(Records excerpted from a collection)
══════

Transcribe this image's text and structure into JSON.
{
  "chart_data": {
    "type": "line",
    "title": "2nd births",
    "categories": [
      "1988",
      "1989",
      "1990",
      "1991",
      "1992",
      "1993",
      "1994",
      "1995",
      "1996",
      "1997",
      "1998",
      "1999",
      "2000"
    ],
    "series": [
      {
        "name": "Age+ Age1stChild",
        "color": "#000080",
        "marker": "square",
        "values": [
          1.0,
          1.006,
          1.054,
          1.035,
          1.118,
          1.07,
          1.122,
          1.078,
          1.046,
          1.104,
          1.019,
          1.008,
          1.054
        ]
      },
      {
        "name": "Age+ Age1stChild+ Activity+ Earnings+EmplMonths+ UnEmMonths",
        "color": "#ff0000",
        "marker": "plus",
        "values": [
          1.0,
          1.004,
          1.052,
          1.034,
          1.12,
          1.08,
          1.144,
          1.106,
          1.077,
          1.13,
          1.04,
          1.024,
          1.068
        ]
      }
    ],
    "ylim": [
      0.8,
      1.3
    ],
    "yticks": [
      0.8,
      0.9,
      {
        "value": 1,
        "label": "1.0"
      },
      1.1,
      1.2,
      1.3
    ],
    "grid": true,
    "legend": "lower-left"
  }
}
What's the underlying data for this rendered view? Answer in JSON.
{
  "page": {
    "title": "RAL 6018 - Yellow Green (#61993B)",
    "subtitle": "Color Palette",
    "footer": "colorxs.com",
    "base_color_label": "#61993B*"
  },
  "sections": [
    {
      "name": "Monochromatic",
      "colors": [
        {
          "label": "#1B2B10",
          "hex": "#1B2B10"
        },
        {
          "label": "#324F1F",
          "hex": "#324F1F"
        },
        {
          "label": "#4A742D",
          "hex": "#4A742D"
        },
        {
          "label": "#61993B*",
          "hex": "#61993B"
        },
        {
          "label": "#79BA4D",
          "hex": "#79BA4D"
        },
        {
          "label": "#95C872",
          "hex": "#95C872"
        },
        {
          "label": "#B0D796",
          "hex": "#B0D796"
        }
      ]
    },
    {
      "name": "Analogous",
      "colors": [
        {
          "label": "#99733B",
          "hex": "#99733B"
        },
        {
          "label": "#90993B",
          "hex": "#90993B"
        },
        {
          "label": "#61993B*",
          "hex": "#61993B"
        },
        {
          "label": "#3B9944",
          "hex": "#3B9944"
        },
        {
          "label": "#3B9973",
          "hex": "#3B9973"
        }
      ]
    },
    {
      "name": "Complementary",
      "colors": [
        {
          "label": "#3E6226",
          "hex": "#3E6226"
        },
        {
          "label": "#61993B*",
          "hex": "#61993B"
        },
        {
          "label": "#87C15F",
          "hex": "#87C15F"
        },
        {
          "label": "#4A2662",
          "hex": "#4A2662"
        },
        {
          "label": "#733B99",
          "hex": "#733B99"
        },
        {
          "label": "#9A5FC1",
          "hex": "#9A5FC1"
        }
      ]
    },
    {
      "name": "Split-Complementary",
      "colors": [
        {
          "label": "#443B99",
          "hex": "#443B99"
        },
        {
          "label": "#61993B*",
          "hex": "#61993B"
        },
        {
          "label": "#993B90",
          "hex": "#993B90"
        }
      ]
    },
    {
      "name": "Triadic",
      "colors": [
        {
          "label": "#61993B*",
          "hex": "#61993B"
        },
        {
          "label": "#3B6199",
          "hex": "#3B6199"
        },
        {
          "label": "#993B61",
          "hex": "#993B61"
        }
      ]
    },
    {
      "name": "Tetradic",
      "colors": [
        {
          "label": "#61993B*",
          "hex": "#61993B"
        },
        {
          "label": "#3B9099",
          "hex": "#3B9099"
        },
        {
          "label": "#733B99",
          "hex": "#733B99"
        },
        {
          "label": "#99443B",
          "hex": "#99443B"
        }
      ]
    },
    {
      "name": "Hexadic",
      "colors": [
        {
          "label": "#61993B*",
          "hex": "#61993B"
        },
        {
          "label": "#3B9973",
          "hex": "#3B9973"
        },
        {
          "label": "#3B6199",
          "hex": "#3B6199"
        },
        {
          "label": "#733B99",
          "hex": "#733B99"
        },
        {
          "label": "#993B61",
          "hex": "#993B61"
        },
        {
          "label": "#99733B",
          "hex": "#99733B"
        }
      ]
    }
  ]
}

══════

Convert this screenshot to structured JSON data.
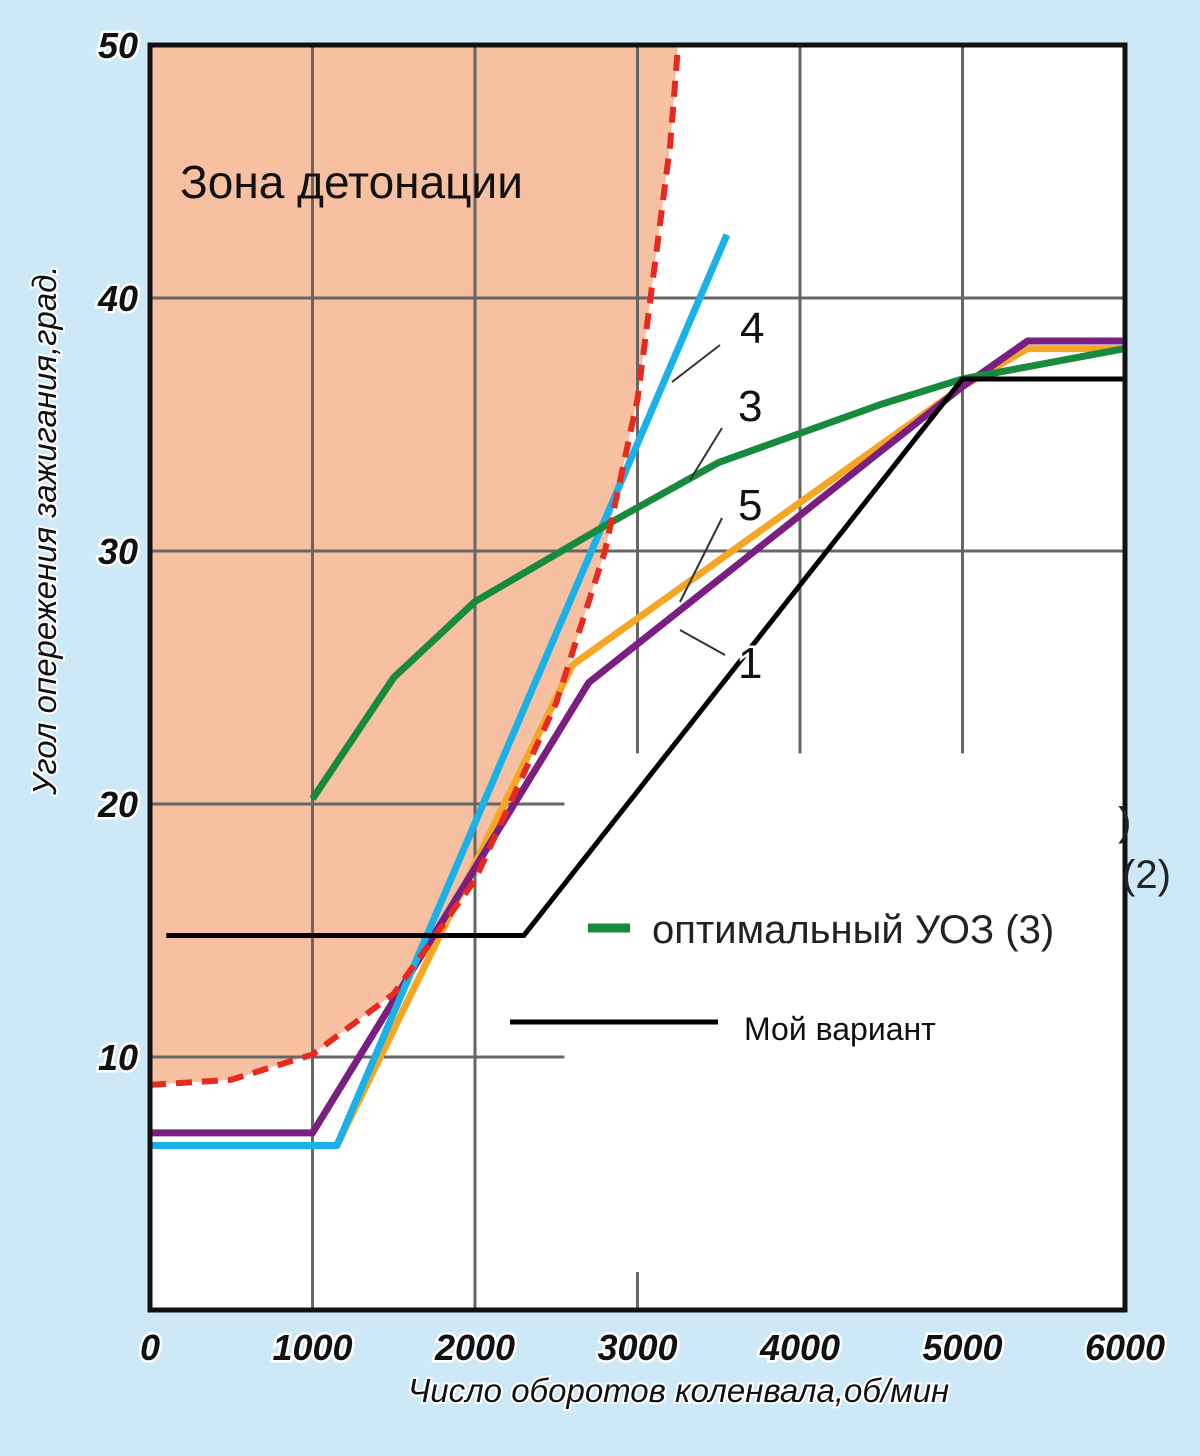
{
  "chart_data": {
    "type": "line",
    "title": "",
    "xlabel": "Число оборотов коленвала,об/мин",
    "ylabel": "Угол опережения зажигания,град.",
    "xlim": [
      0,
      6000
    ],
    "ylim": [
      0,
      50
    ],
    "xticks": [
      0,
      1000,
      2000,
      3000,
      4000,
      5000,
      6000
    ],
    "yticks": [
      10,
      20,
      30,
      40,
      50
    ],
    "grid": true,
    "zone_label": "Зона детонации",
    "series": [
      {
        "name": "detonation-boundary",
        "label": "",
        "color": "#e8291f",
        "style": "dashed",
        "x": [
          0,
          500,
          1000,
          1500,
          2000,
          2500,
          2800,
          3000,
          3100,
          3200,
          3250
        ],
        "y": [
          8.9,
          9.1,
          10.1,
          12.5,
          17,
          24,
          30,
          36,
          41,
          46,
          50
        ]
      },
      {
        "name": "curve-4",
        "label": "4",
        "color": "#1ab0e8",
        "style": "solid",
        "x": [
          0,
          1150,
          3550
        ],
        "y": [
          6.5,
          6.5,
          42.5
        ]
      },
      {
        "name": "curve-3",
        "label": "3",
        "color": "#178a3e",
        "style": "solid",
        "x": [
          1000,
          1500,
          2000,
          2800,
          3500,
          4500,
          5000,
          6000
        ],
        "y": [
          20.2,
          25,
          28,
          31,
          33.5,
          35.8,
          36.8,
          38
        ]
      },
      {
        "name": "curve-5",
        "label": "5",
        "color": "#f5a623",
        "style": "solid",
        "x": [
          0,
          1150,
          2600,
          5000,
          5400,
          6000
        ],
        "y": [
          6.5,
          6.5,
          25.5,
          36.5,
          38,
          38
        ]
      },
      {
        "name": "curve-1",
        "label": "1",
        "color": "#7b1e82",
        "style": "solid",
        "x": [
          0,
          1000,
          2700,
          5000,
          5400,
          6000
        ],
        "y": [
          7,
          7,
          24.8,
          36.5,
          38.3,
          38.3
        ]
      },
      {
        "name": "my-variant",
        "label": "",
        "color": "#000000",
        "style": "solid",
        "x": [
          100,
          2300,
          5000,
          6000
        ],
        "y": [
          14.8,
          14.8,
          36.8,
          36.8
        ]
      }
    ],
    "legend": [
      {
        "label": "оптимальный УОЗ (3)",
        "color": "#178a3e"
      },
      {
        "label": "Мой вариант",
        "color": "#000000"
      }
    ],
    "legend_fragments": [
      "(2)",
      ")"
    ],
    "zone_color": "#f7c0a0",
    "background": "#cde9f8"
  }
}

══════

Written instruction >> For the entries above, state how many lines contain the word "Complementary". Provide the number by itself.

Exercise response >> 2